** Begin Exercise material **

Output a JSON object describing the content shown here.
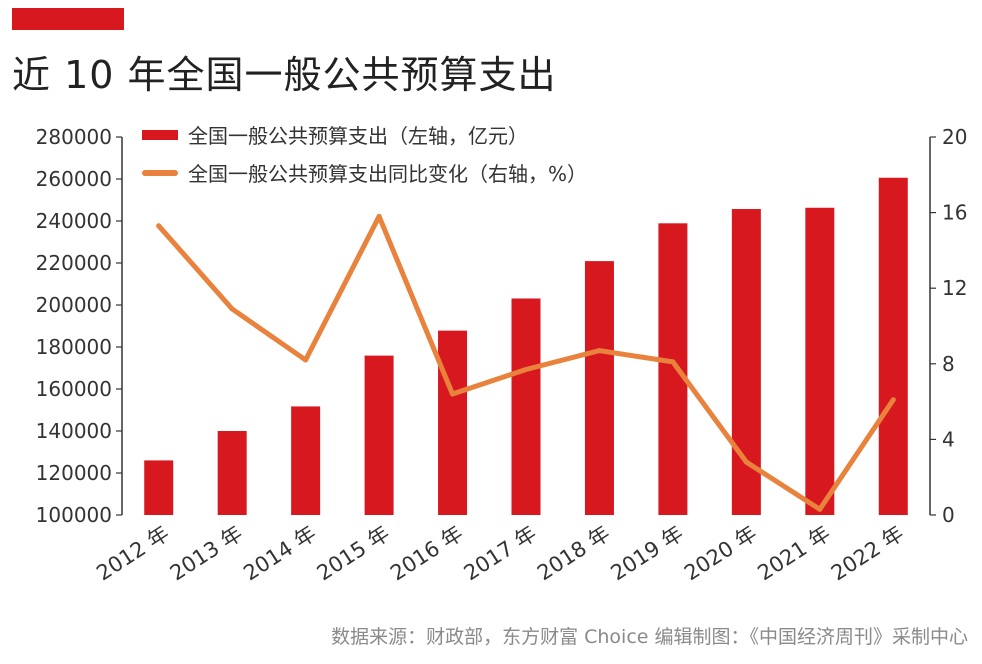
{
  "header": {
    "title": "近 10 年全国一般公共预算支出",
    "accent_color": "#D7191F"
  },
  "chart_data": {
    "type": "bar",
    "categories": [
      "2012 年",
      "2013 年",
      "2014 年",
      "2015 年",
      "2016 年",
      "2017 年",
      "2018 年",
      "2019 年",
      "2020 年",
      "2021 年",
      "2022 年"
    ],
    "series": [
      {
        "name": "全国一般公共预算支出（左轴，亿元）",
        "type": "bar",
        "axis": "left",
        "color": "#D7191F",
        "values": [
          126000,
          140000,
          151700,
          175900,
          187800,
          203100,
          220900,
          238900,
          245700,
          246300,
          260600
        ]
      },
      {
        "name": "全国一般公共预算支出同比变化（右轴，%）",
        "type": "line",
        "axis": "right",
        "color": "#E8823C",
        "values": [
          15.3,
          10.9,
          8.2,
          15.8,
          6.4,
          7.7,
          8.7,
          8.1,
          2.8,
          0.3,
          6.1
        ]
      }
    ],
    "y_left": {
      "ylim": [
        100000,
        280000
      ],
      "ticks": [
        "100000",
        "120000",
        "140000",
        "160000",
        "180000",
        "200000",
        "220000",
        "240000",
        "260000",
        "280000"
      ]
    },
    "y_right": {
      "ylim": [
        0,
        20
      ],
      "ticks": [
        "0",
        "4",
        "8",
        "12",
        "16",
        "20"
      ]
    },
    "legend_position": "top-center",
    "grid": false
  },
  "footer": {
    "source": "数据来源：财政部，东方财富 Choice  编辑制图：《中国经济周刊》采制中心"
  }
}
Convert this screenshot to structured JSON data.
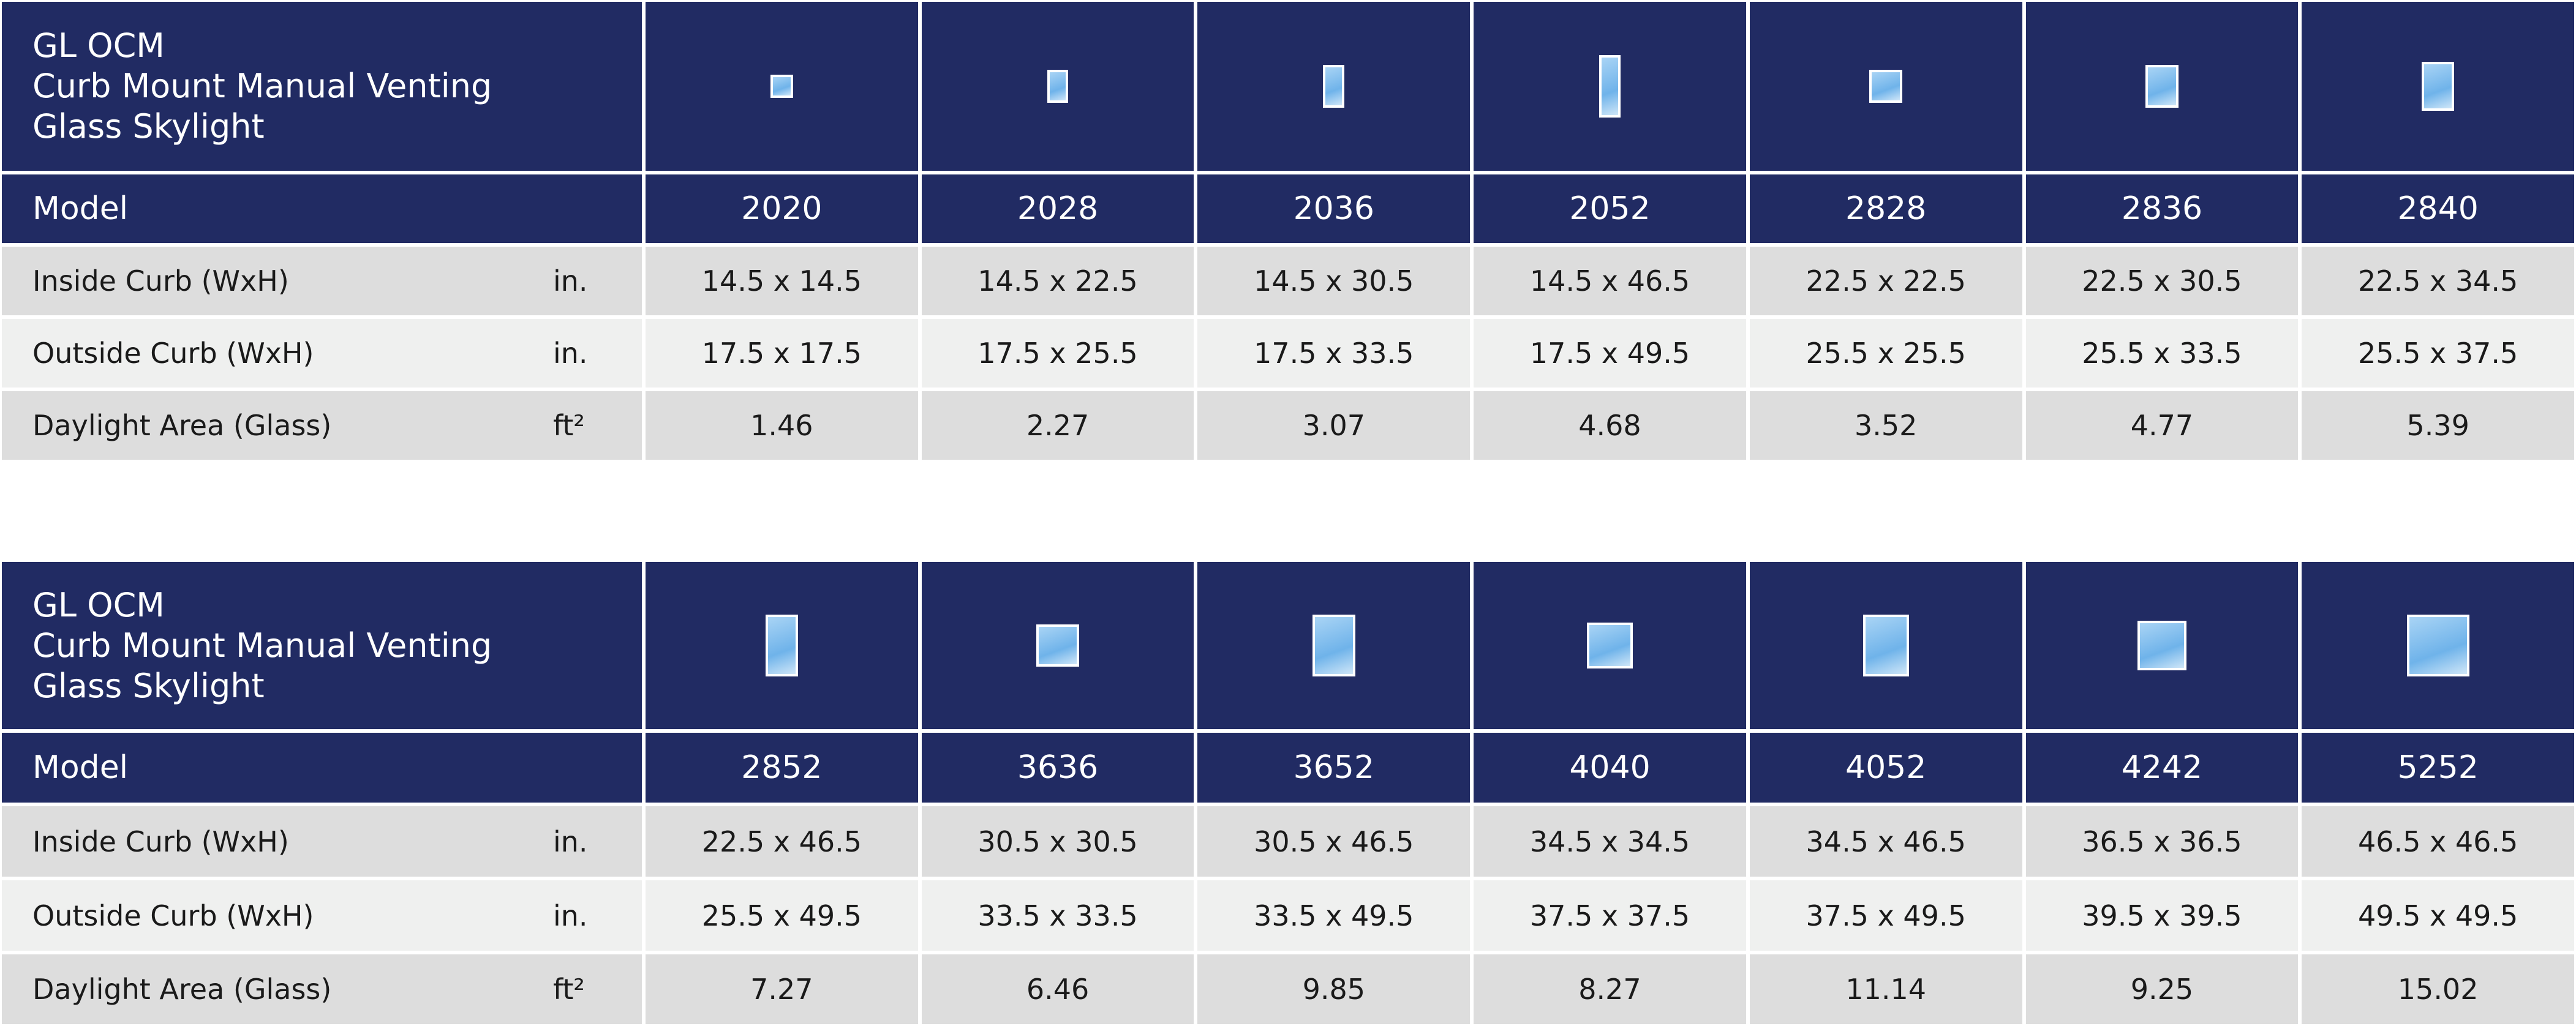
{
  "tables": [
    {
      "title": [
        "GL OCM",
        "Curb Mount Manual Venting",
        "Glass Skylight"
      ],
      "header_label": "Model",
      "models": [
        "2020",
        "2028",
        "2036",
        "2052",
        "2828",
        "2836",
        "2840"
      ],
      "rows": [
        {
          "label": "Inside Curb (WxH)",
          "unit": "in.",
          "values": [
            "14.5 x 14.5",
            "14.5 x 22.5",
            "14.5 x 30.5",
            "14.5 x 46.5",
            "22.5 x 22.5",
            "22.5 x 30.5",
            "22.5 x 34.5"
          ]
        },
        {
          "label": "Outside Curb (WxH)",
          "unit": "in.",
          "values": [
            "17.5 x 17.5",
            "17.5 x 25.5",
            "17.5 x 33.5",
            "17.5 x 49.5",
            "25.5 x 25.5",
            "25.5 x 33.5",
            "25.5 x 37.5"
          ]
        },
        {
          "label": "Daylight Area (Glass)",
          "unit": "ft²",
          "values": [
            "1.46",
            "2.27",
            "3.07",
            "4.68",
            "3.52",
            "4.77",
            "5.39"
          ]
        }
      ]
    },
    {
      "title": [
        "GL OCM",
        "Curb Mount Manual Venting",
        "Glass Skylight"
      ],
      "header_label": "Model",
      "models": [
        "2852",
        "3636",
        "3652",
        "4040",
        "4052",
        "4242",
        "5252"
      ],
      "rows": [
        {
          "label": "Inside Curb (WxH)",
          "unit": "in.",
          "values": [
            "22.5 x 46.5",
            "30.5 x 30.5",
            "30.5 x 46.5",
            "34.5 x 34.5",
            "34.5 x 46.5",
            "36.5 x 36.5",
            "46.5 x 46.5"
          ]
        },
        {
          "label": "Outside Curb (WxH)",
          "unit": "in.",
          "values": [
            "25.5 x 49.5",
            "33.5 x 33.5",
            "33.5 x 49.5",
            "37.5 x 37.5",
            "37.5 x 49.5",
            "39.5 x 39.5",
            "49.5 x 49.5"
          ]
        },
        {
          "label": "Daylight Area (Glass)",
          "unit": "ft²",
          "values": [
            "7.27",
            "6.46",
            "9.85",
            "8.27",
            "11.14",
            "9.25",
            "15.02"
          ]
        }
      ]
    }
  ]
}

** End Exercise material **
** Begin Exercise material **

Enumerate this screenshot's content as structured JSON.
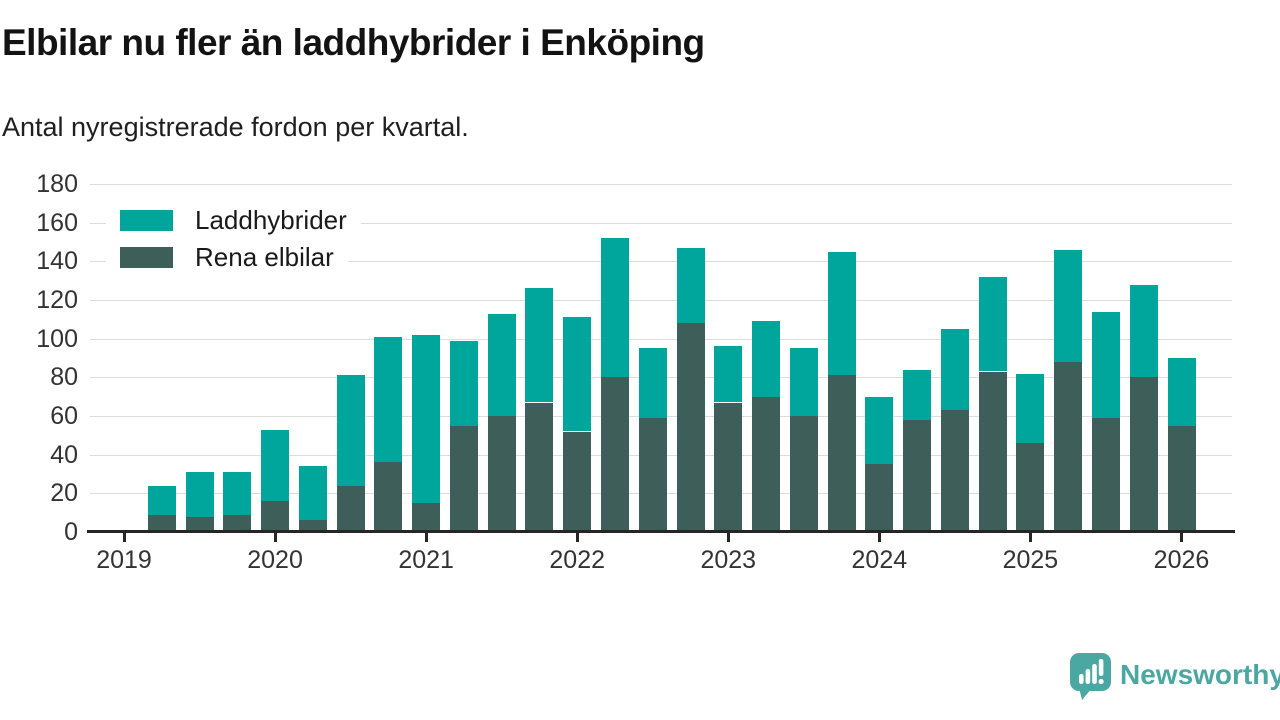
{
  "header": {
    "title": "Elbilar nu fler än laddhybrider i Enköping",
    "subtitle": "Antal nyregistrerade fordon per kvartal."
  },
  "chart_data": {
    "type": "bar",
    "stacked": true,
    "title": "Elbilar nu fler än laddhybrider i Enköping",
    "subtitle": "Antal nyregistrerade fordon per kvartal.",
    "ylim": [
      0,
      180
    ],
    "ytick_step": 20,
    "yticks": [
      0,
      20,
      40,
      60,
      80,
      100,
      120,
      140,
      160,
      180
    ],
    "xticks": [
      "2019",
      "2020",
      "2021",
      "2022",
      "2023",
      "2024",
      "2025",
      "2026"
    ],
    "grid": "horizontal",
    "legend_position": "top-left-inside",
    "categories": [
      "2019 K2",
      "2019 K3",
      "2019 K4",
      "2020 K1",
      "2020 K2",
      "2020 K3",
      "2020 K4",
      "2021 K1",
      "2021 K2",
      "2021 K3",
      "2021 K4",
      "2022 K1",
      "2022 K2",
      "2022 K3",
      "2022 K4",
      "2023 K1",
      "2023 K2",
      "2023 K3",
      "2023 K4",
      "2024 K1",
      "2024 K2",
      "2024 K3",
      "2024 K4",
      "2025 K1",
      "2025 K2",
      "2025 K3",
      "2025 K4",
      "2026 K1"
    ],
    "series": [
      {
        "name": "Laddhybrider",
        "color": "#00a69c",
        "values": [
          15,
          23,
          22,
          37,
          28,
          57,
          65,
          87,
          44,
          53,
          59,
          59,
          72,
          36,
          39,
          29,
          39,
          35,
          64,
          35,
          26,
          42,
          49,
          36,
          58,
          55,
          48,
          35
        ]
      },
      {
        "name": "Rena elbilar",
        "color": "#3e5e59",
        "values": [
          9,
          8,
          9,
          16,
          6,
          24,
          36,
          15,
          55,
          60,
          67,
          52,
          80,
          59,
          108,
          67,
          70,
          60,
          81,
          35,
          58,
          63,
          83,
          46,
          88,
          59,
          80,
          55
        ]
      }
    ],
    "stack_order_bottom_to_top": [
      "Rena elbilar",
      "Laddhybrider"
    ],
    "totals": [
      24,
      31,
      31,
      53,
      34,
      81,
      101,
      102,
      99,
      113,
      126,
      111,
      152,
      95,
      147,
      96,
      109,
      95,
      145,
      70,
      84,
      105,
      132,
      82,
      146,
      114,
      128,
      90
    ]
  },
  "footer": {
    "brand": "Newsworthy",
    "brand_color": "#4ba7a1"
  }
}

** End Exercise material **

Requirement: Wherever the word "content" occurs in a line of the listing, copy that line.

Solution to the problem:
Output a JSON object describing the content shown here.
Enumerate this screenshot's content as structured JSON.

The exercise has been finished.